By VERLYN KLINKENBORG
New York Times, Nov 12, 2003
o you know what an exabyte is? I didn't until I started reading a new report, called "How Much Information? 2003," from the University of California at Berkeley's School of Information Management and Systems. An exabyte turns out to be a billion gigabytes. Most new computers, by comparison, come with hard drives around 40 to 100 gigabytes in size.
The authors of the report estimate that in 2002 the human species stored about five exabytes of new information on paper, film, optical or magnetic media, a number that doubled in the past three years. Five exabytes, as it happens, is equivalent to all words ever spoken by humans since the dawn of time.
To gauge how much new information humans now produce in a given year, you have to imagine digitizing and storing all of it, including forms of information that aren't already digital and forms that aren't usually stored, including all e-mail messages, all the Web pages on the entire Internet and all telephone conversations.
As the authors point out, "The striking finding here is that most of the total volume of new information flows is derived from the volume of voice telephone traffic, most of which is unique content." In 2002, that telephone traffic added up to about 17 exabytes, more than three times all the words ever spoken by humans until that point.

Stored data entries
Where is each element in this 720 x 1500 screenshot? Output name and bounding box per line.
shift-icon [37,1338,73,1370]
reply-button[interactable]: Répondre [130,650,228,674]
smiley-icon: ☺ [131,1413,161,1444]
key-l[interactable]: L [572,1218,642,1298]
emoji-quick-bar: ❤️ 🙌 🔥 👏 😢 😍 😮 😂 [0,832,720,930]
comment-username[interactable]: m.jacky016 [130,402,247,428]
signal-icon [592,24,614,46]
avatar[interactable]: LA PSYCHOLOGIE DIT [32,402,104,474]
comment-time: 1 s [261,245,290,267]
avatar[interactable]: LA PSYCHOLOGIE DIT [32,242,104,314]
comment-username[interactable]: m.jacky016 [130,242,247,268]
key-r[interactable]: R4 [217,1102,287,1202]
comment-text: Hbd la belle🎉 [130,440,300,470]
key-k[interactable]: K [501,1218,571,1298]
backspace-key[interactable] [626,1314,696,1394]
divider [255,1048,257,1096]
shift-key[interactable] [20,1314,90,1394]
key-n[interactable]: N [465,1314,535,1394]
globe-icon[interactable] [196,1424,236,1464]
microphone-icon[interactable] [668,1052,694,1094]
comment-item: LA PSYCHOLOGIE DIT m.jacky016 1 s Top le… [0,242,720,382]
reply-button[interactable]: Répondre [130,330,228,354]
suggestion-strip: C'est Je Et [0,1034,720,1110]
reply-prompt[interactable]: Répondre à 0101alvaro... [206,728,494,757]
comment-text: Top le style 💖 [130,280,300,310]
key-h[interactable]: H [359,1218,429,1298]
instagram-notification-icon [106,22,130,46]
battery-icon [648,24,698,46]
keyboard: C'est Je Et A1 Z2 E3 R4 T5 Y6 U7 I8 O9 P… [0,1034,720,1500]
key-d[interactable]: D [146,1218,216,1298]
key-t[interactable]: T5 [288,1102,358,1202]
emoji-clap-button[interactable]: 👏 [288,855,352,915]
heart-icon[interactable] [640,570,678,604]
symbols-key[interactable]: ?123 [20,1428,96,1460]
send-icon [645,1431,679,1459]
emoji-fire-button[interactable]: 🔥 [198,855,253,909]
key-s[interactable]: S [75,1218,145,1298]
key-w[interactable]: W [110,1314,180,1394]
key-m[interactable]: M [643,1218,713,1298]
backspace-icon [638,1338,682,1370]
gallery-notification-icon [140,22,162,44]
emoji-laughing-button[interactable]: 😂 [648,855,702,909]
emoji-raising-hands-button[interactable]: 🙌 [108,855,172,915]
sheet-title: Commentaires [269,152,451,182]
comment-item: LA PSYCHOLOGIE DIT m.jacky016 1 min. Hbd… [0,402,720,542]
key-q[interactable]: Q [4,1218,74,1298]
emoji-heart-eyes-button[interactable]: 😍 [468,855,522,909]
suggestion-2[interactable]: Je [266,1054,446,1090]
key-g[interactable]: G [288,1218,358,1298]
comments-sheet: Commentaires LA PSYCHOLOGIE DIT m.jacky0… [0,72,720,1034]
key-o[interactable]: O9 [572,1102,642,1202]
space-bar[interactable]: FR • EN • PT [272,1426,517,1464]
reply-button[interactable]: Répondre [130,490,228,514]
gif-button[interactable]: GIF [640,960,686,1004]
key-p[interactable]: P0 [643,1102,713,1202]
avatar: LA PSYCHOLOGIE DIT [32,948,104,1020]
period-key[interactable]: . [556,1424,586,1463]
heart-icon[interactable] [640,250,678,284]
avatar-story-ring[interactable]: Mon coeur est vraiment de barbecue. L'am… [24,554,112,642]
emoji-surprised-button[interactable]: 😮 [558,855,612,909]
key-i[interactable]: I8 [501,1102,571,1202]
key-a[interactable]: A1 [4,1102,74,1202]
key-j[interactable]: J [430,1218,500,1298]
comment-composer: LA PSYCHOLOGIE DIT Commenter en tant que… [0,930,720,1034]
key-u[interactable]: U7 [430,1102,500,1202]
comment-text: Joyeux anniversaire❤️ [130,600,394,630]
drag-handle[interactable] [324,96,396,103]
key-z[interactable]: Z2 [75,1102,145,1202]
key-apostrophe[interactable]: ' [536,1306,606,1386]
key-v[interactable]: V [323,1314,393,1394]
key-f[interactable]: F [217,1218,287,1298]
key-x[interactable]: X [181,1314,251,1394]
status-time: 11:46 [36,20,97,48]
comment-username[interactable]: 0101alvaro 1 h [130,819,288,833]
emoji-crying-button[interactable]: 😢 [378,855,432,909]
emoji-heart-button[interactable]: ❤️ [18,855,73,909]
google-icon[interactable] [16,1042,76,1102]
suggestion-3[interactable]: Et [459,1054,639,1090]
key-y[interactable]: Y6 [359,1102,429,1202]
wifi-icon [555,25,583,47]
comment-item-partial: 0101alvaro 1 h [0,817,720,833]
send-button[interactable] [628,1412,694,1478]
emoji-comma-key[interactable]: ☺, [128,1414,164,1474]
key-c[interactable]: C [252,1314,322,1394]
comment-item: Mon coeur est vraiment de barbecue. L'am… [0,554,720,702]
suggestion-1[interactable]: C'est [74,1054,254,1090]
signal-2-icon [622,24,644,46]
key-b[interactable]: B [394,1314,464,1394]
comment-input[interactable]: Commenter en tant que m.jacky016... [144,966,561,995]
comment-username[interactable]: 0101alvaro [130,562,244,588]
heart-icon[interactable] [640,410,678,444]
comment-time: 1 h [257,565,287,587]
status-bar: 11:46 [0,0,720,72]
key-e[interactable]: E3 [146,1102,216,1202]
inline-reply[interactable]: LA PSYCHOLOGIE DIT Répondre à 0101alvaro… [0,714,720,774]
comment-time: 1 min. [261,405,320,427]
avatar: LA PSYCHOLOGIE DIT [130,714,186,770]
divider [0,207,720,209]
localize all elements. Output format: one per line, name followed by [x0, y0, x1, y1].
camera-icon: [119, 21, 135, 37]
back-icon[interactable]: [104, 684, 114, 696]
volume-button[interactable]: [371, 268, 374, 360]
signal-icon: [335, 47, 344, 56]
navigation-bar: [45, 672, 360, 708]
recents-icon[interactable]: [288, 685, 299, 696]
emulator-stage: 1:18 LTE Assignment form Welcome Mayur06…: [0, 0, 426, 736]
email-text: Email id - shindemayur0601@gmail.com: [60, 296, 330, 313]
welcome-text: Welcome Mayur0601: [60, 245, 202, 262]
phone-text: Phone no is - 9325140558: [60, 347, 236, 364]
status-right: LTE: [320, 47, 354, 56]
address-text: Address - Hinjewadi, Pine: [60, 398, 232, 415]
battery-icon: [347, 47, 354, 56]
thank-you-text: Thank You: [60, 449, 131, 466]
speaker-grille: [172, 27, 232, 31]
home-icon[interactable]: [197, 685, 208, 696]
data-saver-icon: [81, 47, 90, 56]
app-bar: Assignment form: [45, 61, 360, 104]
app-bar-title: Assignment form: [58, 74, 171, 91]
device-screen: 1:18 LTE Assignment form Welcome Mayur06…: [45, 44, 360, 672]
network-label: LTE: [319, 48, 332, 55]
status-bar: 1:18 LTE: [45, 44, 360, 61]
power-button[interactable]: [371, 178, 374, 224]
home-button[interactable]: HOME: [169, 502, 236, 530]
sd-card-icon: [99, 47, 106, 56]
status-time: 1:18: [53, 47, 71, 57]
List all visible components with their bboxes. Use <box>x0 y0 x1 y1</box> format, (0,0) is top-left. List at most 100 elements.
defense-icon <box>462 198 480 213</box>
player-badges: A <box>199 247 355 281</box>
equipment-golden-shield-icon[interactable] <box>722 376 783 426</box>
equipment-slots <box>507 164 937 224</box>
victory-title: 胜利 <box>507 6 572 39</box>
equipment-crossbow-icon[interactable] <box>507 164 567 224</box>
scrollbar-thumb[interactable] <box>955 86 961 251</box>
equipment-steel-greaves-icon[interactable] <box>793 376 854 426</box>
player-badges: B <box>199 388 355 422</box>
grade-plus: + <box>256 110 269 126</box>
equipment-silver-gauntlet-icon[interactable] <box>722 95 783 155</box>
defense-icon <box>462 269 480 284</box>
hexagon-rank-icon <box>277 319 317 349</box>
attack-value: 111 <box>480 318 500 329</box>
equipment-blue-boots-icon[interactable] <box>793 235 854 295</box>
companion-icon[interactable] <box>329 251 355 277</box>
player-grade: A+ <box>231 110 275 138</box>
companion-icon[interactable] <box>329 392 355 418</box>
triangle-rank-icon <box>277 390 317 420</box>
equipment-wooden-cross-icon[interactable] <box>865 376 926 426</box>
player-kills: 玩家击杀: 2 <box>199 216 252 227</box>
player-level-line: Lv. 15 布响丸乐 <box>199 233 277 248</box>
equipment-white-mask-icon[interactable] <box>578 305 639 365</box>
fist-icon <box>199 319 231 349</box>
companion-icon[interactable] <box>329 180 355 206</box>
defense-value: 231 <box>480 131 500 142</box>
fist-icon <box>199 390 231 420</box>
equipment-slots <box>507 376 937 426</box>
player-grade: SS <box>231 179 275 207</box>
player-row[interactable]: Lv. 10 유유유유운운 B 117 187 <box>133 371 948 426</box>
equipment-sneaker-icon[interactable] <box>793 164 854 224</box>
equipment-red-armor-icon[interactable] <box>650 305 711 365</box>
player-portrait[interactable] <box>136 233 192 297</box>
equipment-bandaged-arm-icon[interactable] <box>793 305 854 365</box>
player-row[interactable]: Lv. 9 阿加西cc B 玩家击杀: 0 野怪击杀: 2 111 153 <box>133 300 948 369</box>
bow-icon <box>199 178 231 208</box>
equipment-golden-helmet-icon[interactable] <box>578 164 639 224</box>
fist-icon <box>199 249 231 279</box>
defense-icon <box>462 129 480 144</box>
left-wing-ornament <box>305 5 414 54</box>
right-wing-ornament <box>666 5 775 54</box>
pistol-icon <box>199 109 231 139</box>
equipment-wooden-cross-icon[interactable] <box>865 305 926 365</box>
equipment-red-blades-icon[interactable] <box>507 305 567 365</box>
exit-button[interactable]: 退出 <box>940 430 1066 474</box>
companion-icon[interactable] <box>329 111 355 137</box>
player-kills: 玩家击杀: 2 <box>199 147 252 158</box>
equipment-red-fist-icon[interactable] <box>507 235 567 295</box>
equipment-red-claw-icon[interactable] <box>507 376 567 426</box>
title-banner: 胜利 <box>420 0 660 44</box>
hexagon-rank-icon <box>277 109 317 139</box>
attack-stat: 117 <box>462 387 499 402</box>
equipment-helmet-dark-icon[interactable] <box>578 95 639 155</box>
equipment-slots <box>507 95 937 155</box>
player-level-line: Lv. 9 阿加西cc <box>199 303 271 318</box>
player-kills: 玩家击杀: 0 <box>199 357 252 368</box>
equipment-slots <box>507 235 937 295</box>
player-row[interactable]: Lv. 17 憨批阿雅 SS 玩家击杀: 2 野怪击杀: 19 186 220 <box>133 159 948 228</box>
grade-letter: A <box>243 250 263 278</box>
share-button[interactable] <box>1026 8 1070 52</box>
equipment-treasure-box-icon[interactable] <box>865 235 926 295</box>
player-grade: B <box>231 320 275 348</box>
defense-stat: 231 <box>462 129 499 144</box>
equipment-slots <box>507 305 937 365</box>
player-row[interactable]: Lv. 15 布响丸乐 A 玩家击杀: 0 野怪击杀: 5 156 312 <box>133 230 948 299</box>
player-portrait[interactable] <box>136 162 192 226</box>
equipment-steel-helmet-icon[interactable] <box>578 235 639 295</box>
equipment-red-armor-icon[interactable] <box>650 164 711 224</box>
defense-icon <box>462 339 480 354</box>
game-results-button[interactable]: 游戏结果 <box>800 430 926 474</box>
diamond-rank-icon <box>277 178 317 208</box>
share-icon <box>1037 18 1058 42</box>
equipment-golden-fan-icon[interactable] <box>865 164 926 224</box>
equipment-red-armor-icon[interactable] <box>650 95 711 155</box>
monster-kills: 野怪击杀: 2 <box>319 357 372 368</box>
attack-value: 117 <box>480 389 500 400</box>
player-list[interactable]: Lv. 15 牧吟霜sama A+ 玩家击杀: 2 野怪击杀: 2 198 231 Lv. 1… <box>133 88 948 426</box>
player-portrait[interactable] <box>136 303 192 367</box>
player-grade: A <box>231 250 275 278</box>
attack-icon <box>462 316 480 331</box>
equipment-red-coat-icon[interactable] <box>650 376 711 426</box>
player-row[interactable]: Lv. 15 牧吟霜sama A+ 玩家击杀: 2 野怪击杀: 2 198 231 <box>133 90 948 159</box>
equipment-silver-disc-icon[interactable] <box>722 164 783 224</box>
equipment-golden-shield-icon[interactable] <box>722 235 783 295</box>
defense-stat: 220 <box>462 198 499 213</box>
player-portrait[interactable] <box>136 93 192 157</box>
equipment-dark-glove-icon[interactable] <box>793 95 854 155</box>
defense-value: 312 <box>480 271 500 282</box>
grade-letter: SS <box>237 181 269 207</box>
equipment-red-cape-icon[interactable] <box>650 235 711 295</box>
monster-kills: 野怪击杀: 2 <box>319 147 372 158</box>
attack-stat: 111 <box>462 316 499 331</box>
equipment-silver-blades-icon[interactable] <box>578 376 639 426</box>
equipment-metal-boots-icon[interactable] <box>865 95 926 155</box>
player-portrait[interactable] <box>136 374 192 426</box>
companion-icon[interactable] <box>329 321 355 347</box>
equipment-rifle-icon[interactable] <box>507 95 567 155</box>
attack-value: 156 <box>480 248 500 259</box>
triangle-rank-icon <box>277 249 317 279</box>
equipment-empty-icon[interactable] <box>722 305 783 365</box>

Check your understanding —
(1) Revise the article on exabytes from "To gauge how" up to and including "until that point.", replacing "telephone" with "phone".
(2) According to the article on exabytes, how large is an exabyte?

Results for each task —
(1)
To gauge how much new information humans now produce in a given year, you have to imagine digitizing and storing all of it, including forms of information that aren't already digital and forms that aren't usually stored, including all e-mail messages, all the Web pages on the entire Internet and all phone conversations.
As the authors point out, "The striking finding here is that most of the total volume of new information flows is derived from the volume of voice phone traffic, most of which is unique content." In 2002, that phone traffic added up to about 17 exabytes, more than three times all the words ever spoken by humans until that point.

(2) An exabyte is a billion gigabytes.